Dataset listings of figures

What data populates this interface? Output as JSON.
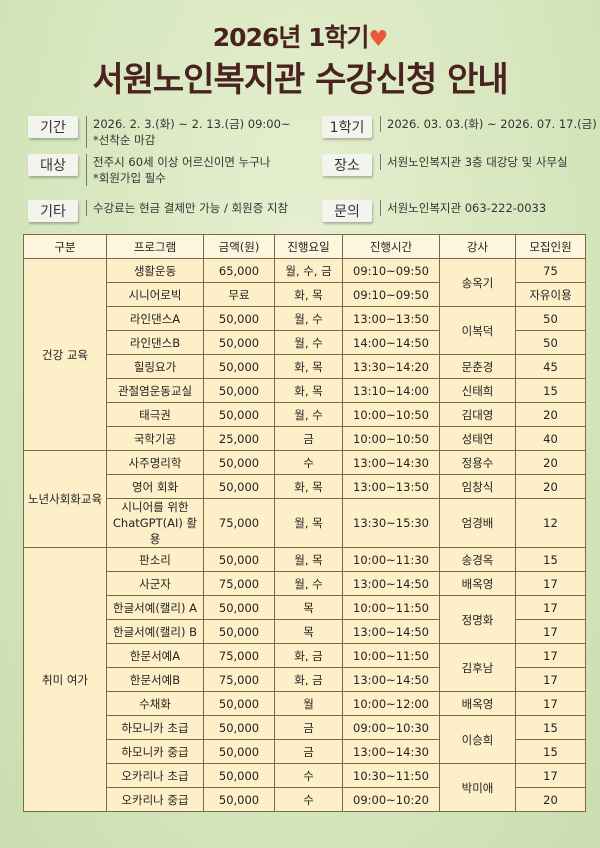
{
  "title": {
    "line1": "2026년 1학기",
    "line2": "서원노인복지관 수강신청 안내",
    "heart": "heart-icon"
  },
  "info": [
    {
      "label": "기간",
      "lines": [
        "2026. 2. 3.(화) ~ 2. 13.(금) 09:00~",
        "*선착순 마감"
      ]
    },
    {
      "label": "1학기",
      "lines": [
        "2026. 03. 03.(화) ~ 2026. 07. 17.(금)"
      ]
    },
    {
      "label": "대상",
      "lines": [
        "전주시 60세 이상 어르신이면 누구나",
        "*회원가입 필수"
      ]
    },
    {
      "label": "장소",
      "lines": [
        "서원노인복지관 3층 대강당 및 사무실"
      ]
    },
    {
      "label": "기타",
      "lines": [
        "수강료는 현금 결제만 가능 / 회원증 지참"
      ]
    },
    {
      "label": "문의",
      "lines": [
        "서원노인복지관 063-222-0033"
      ]
    }
  ],
  "table": {
    "headers": [
      "구분",
      "프로그램",
      "금액(원)",
      "진행요일",
      "진행시간",
      "강사",
      "모집인원"
    ],
    "categories": [
      "건강 교육",
      "노년사회화교육",
      "취미 여가"
    ],
    "rows": [
      [
        "생활운동",
        "65,000",
        "월, 수, 금",
        "09:10~09:50",
        "송옥기",
        "75"
      ],
      [
        "시니어로빅",
        "무료",
        "화, 목",
        "09:10~09:50",
        "",
        "자유이용"
      ],
      [
        "라인댄스A",
        "50,000",
        "월, 수",
        "13:00~13:50",
        "이복덕",
        "50"
      ],
      [
        "라인댄스B",
        "50,000",
        "월, 수",
        "14:00~14:50",
        "",
        "50"
      ],
      [
        "힐링요가",
        "50,000",
        "화, 목",
        "13:30~14:20",
        "문춘경",
        "45"
      ],
      [
        "관절염운동교실",
        "50,000",
        "화, 목",
        "13:10~14:00",
        "신태희",
        "15"
      ],
      [
        "태극권",
        "50,000",
        "월, 수",
        "10:00~10:50",
        "김대영",
        "20"
      ],
      [
        "국학기공",
        "25,000",
        "금",
        "10:00~10:50",
        "성태연",
        "40"
      ],
      [
        "사주명리학",
        "50,000",
        "수",
        "13:00~14:30",
        "정용수",
        "20"
      ],
      [
        "영어 회화",
        "50,000",
        "화, 목",
        "13:00~13:50",
        "임창식",
        "20"
      ],
      [
        "시니어를 위한 ChatGPT(AI) 활용",
        "75,000",
        "월, 목",
        "13:30~15:30",
        "엄경배",
        "12"
      ],
      [
        "판소리",
        "50,000",
        "월, 목",
        "10:00~11:30",
        "송경옥",
        "15"
      ],
      [
        "사군자",
        "75,000",
        "월, 수",
        "13:00~14:50",
        "배옥영",
        "17"
      ],
      [
        "한글서예(캘리) A",
        "50,000",
        "목",
        "10:00~11:50",
        "정명화",
        "17"
      ],
      [
        "한글서예(캘리) B",
        "50,000",
        "목",
        "13:00~14:50",
        "",
        "17"
      ],
      [
        "한문서예A",
        "75,000",
        "화, 금",
        "10:00~11:50",
        "김후남",
        "17"
      ],
      [
        "한문서예B",
        "75,000",
        "화, 금",
        "13:00~14:50",
        "",
        "17"
      ],
      [
        "수채화",
        "50,000",
        "월",
        "10:00~12:00",
        "배옥영",
        "17"
      ],
      [
        "하모니카 초급",
        "50,000",
        "금",
        "09:00~10:30",
        "이승희",
        "15"
      ],
      [
        "하모니카 중급",
        "50,000",
        "금",
        "13:00~14:30",
        "",
        "15"
      ],
      [
        "오카리나 초급",
        "50,000",
        "수",
        "10:30~11:50",
        "박미애",
        "17"
      ],
      [
        "오카리나 중급",
        "50,000",
        "수",
        "09:00~10:20",
        "",
        "20"
      ]
    ]
  },
  "colors": {
    "title": "#4a2320",
    "heart": "#e85a3a",
    "table_bg": "#fdf0c8"
  }
}
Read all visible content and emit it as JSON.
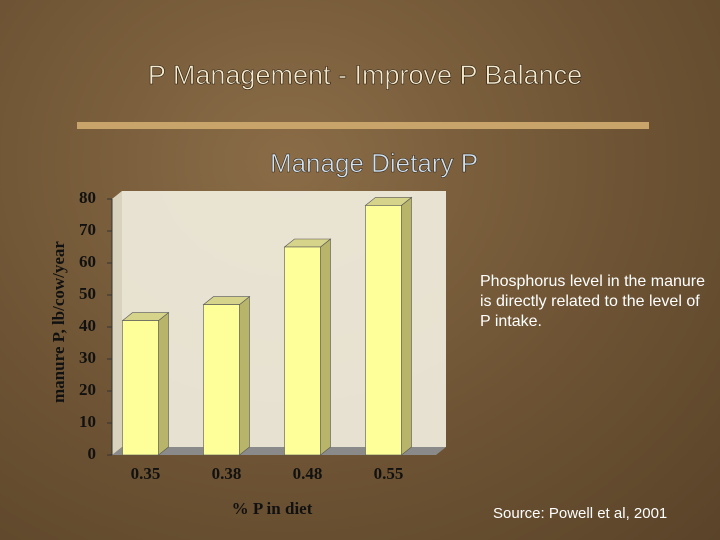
{
  "chart_data": {
    "type": "bar3d",
    "title": "P Management - Improve P Balance",
    "subtitle": "Manage Dietary P",
    "y_label": "manure P, lb/cow/year",
    "x_label": "% P in diet",
    "annotation": "Phosphorus level in the manure is directly related to the level of P intake.",
    "source": "Source: Powell et al, 2001",
    "categories": [
      "0.35",
      "0.38",
      "0.48",
      "0.55"
    ],
    "values": [
      42,
      47,
      65,
      78
    ],
    "color": "#ffff99",
    "ylim": [
      0,
      80
    ],
    "yticks": [
      0,
      10,
      20,
      30,
      40,
      50,
      60,
      70,
      80
    ],
    "grid": false
  }
}
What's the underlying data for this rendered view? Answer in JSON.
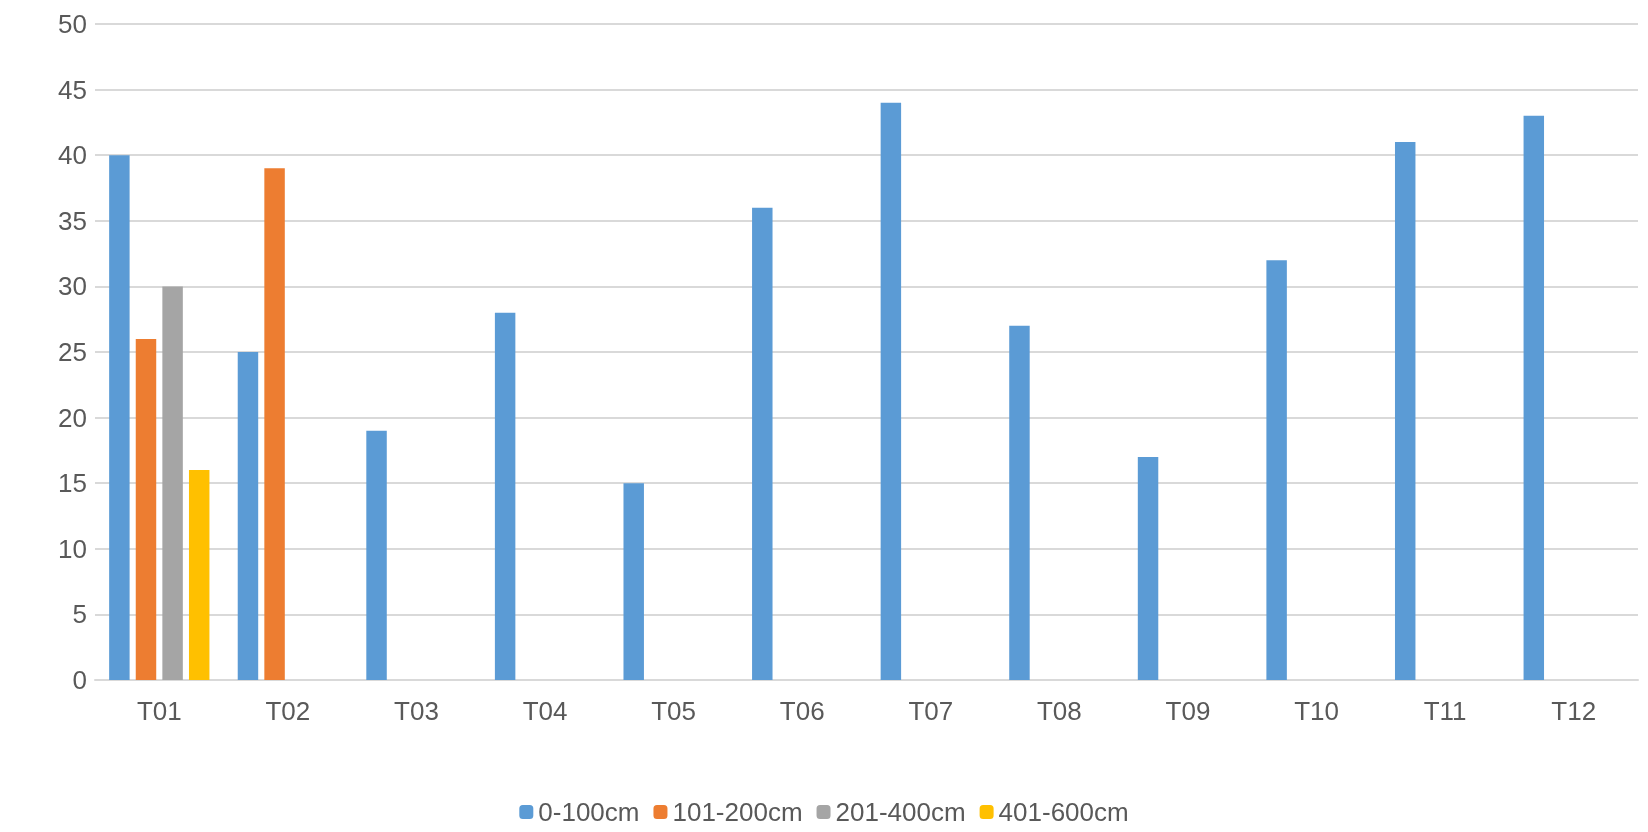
{
  "chart_data": {
    "type": "bar",
    "categories": [
      "T01",
      "T02",
      "T03",
      "T04",
      "T05",
      "T06",
      "T07",
      "T08",
      "T09",
      "T10",
      "T11",
      "T12"
    ],
    "series": [
      {
        "name": "0-100cm",
        "color": "#5b9bd5",
        "values": [
          40,
          25,
          19,
          28,
          15,
          36,
          44,
          27,
          17,
          32,
          41,
          43
        ]
      },
      {
        "name": "101-200cm",
        "color": "#ed7d31",
        "values": [
          26,
          39,
          null,
          null,
          null,
          null,
          null,
          null,
          null,
          null,
          null,
          null
        ]
      },
      {
        "name": "201-400cm",
        "color": "#a5a5a5",
        "values": [
          30,
          null,
          null,
          null,
          null,
          null,
          null,
          null,
          null,
          null,
          null,
          null
        ]
      },
      {
        "name": "401-600cm",
        "color": "#ffc000",
        "values": [
          16,
          null,
          null,
          null,
          null,
          null,
          null,
          null,
          null,
          null,
          null,
          null
        ]
      }
    ],
    "ylim": [
      0,
      50
    ],
    "yticks": [
      0,
      5,
      10,
      15,
      20,
      25,
      30,
      35,
      40,
      45,
      50
    ],
    "grid": "y",
    "legend": "bottom"
  }
}
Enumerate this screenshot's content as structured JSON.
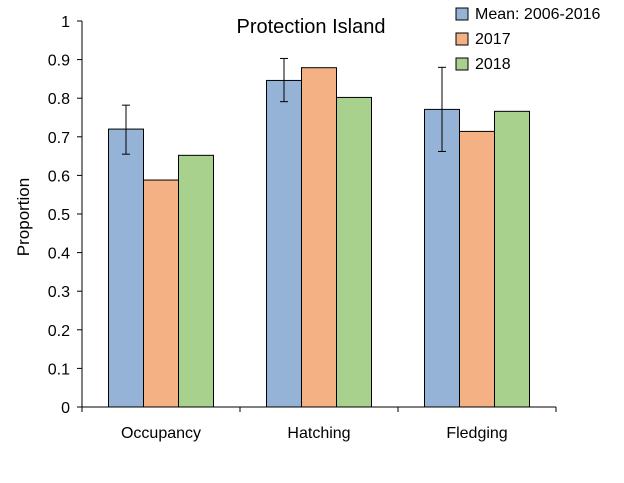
{
  "chart_data": {
    "type": "bar",
    "title": "Protection Island",
    "ylabel": "Proportion",
    "xlabel": "",
    "ylim": [
      0,
      1
    ],
    "yticks": [
      "0",
      "0.1",
      "0.2",
      "0.3",
      "0.4",
      "0.5",
      "0.6",
      "0.7",
      "0.8",
      "0.9",
      "1"
    ],
    "categories": [
      "Occupancy",
      "Hatching",
      "Fledging"
    ],
    "grid": false,
    "legend_position": "top-right",
    "series": [
      {
        "name": "Mean: 2006-2016",
        "color": "#95b3d7",
        "values": [
          0.72,
          0.846,
          0.771
        ],
        "error": [
          [
            0.655,
            0.782
          ],
          [
            0.791,
            0.903
          ],
          [
            0.662,
            0.88
          ]
        ]
      },
      {
        "name": "2017",
        "color": "#f4b183",
        "values": [
          0.588,
          0.879,
          0.714
        ]
      },
      {
        "name": "2018",
        "color": "#a9d18e",
        "values": [
          0.652,
          0.802,
          0.766
        ]
      }
    ]
  }
}
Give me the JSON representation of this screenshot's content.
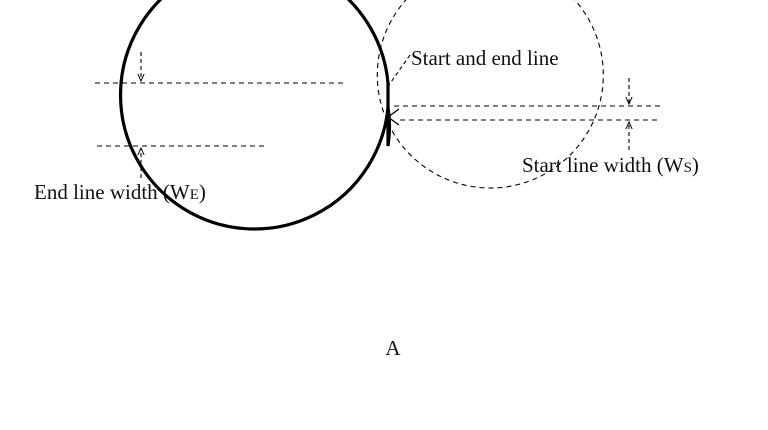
{
  "diagram": {
    "labels": {
      "start_end_line": "Start and end line",
      "start_width_main": "Start line width (W",
      "start_width_sub": "S",
      "start_width_close": ")",
      "end_width_main": "End line width (W",
      "end_width_sub": "E",
      "end_width_close": ")",
      "point_a": "A"
    },
    "colors": {
      "stroke": "#000000",
      "fill": "#ffffff",
      "text": "#111111"
    }
  }
}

Problem requirements: Repeat all of the entries word for word, but omit the pictures.

Answer to this problem:
What data populates this interface? Output as JSON.
{
  "title": {
    "line1": "2026년 1학기",
    "line2": "서원노인복지관 수강신청 안내",
    "heart": "heart-icon"
  },
  "info": [
    {
      "label": "기간",
      "lines": [
        "2026. 2. 3.(화) ~ 2. 13.(금) 09:00~",
        "*선착순 마감"
      ]
    },
    {
      "label": "1학기",
      "lines": [
        "2026. 03. 03.(화) ~ 2026. 07. 17.(금)"
      ]
    },
    {
      "label": "대상",
      "lines": [
        "전주시 60세 이상 어르신이면 누구나",
        "*회원가입 필수"
      ]
    },
    {
      "label": "장소",
      "lines": [
        "서원노인복지관 3층 대강당 및 사무실"
      ]
    },
    {
      "label": "기타",
      "lines": [
        "수강료는 현금 결제만 가능 / 회원증 지참"
      ]
    },
    {
      "label": "문의",
      "lines": [
        "서원노인복지관 063-222-0033"
      ]
    }
  ],
  "table": {
    "headers": [
      "구분",
      "프로그램",
      "금액(원)",
      "진행요일",
      "진행시간",
      "강사",
      "모집인원"
    ],
    "categories": [
      "건강 교육",
      "노년사회화교육",
      "취미 여가"
    ],
    "rows": [
      [
        "생활운동",
        "65,000",
        "월, 수, 금",
        "09:10~09:50",
        "송옥기",
        "75"
      ],
      [
        "시니어로빅",
        "무료",
        "화, 목",
        "09:10~09:50",
        "",
        "자유이용"
      ],
      [
        "라인댄스A",
        "50,000",
        "월, 수",
        "13:00~13:50",
        "이복덕",
        "50"
      ],
      [
        "라인댄스B",
        "50,000",
        "월, 수",
        "14:00~14:50",
        "",
        "50"
      ],
      [
        "힐링요가",
        "50,000",
        "화, 목",
        "13:30~14:20",
        "문춘경",
        "45"
      ],
      [
        "관절염운동교실",
        "50,000",
        "화, 목",
        "13:10~14:00",
        "신태희",
        "15"
      ],
      [
        "태극권",
        "50,000",
        "월, 수",
        "10:00~10:50",
        "김대영",
        "20"
      ],
      [
        "국학기공",
        "25,000",
        "금",
        "10:00~10:50",
        "성태연",
        "40"
      ],
      [
        "사주명리학",
        "50,000",
        "수",
        "13:00~14:30",
        "정용수",
        "20"
      ],
      [
        "영어 회화",
        "50,000",
        "화, 목",
        "13:00~13:50",
        "임창식",
        "20"
      ],
      [
        "시니어를 위한 ChatGPT(AI) 활용",
        "75,000",
        "월, 목",
        "13:30~15:30",
        "엄경배",
        "12"
      ],
      [
        "판소리",
        "50,000",
        "월, 목",
        "10:00~11:30",
        "송경옥",
        "15"
      ],
      [
        "사군자",
        "75,000",
        "월, 수",
        "13:00~14:50",
        "배옥영",
        "17"
      ],
      [
        "한글서예(캘리) A",
        "50,000",
        "목",
        "10:00~11:50",
        "정명화",
        "17"
      ],
      [
        "한글서예(캘리) B",
        "50,000",
        "목",
        "13:00~14:50",
        "",
        "17"
      ],
      [
        "한문서예A",
        "75,000",
        "화, 금",
        "10:00~11:50",
        "김후남",
        "17"
      ],
      [
        "한문서예B",
        "75,000",
        "화, 금",
        "13:00~14:50",
        "",
        "17"
      ],
      [
        "수채화",
        "50,000",
        "월",
        "10:00~12:00",
        "배옥영",
        "17"
      ],
      [
        "하모니카 초급",
        "50,000",
        "금",
        "09:00~10:30",
        "이승희",
        "15"
      ],
      [
        "하모니카 중급",
        "50,000",
        "금",
        "13:00~14:30",
        "",
        "15"
      ],
      [
        "오카리나 초급",
        "50,000",
        "수",
        "10:30~11:50",
        "박미애",
        "17"
      ],
      [
        "오카리나 중급",
        "50,000",
        "수",
        "09:00~10:20",
        "",
        "20"
      ]
    ]
  },
  "colors": {
    "title": "#4a2320",
    "heart": "#e85a3a",
    "table_bg": "#fdf0c8"
  }
}
Read all visible content and emit it as JSON.
{
  "chart_data": {
    "type": "bar3d",
    "title": "P Management - Improve P Balance",
    "subtitle": "Manage Dietary P",
    "y_label": "manure P, lb/cow/year",
    "x_label": "% P in diet",
    "annotation": "Phosphorus level in the manure is directly related to the level of P intake.",
    "source": "Source: Powell et al, 2001",
    "categories": [
      "0.35",
      "0.38",
      "0.48",
      "0.55"
    ],
    "values": [
      42,
      47,
      65,
      78
    ],
    "color": "#ffff99",
    "ylim": [
      0,
      80
    ],
    "yticks": [
      0,
      10,
      20,
      30,
      40,
      50,
      60,
      70,
      80
    ],
    "grid": false
  }
}
What's the underlying data for this rendered view? Answer in JSON.
{
  "chart_data": {
    "type": "bar",
    "categories": [
      "T01",
      "T02",
      "T03",
      "T04",
      "T05",
      "T06",
      "T07",
      "T08",
      "T09",
      "T10",
      "T11",
      "T12"
    ],
    "series": [
      {
        "name": "0-100cm",
        "color": "#5b9bd5",
        "values": [
          40,
          25,
          19,
          28,
          15,
          36,
          44,
          27,
          17,
          32,
          41,
          43
        ]
      },
      {
        "name": "101-200cm",
        "color": "#ed7d31",
        "values": [
          26,
          39,
          null,
          null,
          null,
          null,
          null,
          null,
          null,
          null,
          null,
          null
        ]
      },
      {
        "name": "201-400cm",
        "color": "#a5a5a5",
        "values": [
          30,
          null,
          null,
          null,
          null,
          null,
          null,
          null,
          null,
          null,
          null,
          null
        ]
      },
      {
        "name": "401-600cm",
        "color": "#ffc000",
        "values": [
          16,
          null,
          null,
          null,
          null,
          null,
          null,
          null,
          null,
          null,
          null,
          null
        ]
      }
    ],
    "ylim": [
      0,
      50
    ],
    "yticks": [
      0,
      5,
      10,
      15,
      20,
      25,
      30,
      35,
      40,
      45,
      50
    ],
    "grid": "y",
    "legend": "bottom"
  }
}
Enumerate this screenshot's content as structured JSON.
{
  "chart_data": {
    "type": "bar",
    "title": "Protection Island",
    "ylabel": "Proportion",
    "xlabel": "",
    "ylim": [
      0,
      1
    ],
    "yticks": [
      "0",
      "0.1",
      "0.2",
      "0.3",
      "0.4",
      "0.5",
      "0.6",
      "0.7",
      "0.8",
      "0.9",
      "1"
    ],
    "categories": [
      "Occupancy",
      "Hatching",
      "Fledging"
    ],
    "grid": false,
    "legend_position": "top-right",
    "series": [
      {
        "name": "Mean: 2006-2016",
        "color": "#95b3d7",
        "values": [
          0.72,
          0.846,
          0.771
        ],
        "error": [
          [
            0.655,
            0.782
          ],
          [
            0.791,
            0.903
          ],
          [
            0.662,
            0.88
          ]
        ]
      },
      {
        "name": "2017",
        "color": "#f4b183",
        "values": [
          0.588,
          0.879,
          0.714
        ]
      },
      {
        "name": "2018",
        "color": "#a9d18e",
        "values": [
          0.652,
          0.802,
          0.766
        ]
      }
    ]
  }
}
Give me the JSON representation of this screenshot's content.
{
  "diagram": {
    "labels": {
      "start_end_line": "Start and end line",
      "start_width_main": "Start line width (W",
      "start_width_sub": "S",
      "start_width_close": ")",
      "end_width_main": "End line width (W",
      "end_width_sub": "E",
      "end_width_close": ")",
      "point_a": "A"
    },
    "colors": {
      "stroke": "#000000",
      "fill": "#ffffff",
      "text": "#111111"
    }
  }
}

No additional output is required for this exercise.